Records provided
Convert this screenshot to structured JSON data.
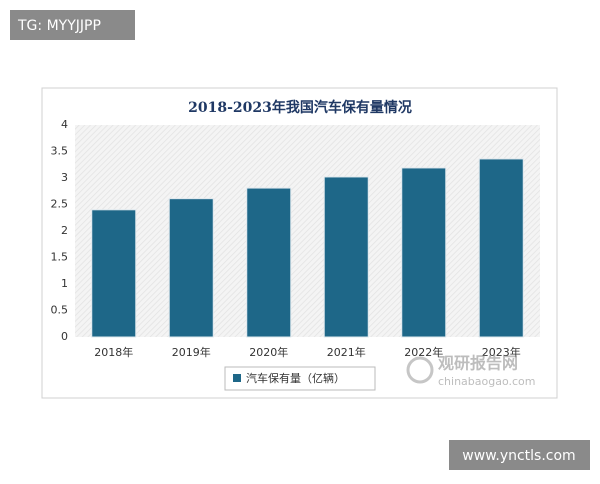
{
  "chart_data": {
    "type": "bar",
    "title": "2018-2023年我国汽车保有量情况",
    "categories": [
      "2018年",
      "2019年",
      "2020年",
      "2021年",
      "2022年",
      "2023年"
    ],
    "series": [
      {
        "name": "汽车保有量（亿辆）",
        "color": "#1e6788",
        "values": [
          2.4,
          2.61,
          2.81,
          3.02,
          3.19,
          3.36
        ]
      }
    ],
    "ylim": [
      0,
      4
    ],
    "yticks": [
      0,
      0.5,
      1,
      1.5,
      2,
      2.5,
      3,
      3.5,
      4
    ],
    "grid": false,
    "legend": "bottom"
  },
  "watermark": {
    "name": "观研报告网",
    "url": "chinabaogao.com"
  },
  "overlay_top": "TG: MYYJJPP",
  "overlay_bottom": "www.ynctls.com"
}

Task to complete
Output the entries above exactly, without their pictures.

Solution to this problem
Convert this screenshot to structured JSON data.
{
  "chart_data": {
    "type": "bar",
    "title": "2018-2023年我国汽车保有量情况",
    "categories": [
      "2018年",
      "2019年",
      "2020年",
      "2021年",
      "2022年",
      "2023年"
    ],
    "series": [
      {
        "name": "汽车保有量（亿辆）",
        "color": "#1e6788",
        "values": [
          2.4,
          2.61,
          2.81,
          3.02,
          3.19,
          3.36
        ]
      }
    ],
    "ylim": [
      0,
      4
    ],
    "yticks": [
      0,
      0.5,
      1,
      1.5,
      2,
      2.5,
      3,
      3.5,
      4
    ],
    "grid": false,
    "legend": "bottom"
  },
  "watermark": {
    "name": "观研报告网",
    "url": "chinabaogao.com"
  },
  "overlay_top": "TG: MYYJJPP",
  "overlay_bottom": "www.ynctls.com"
}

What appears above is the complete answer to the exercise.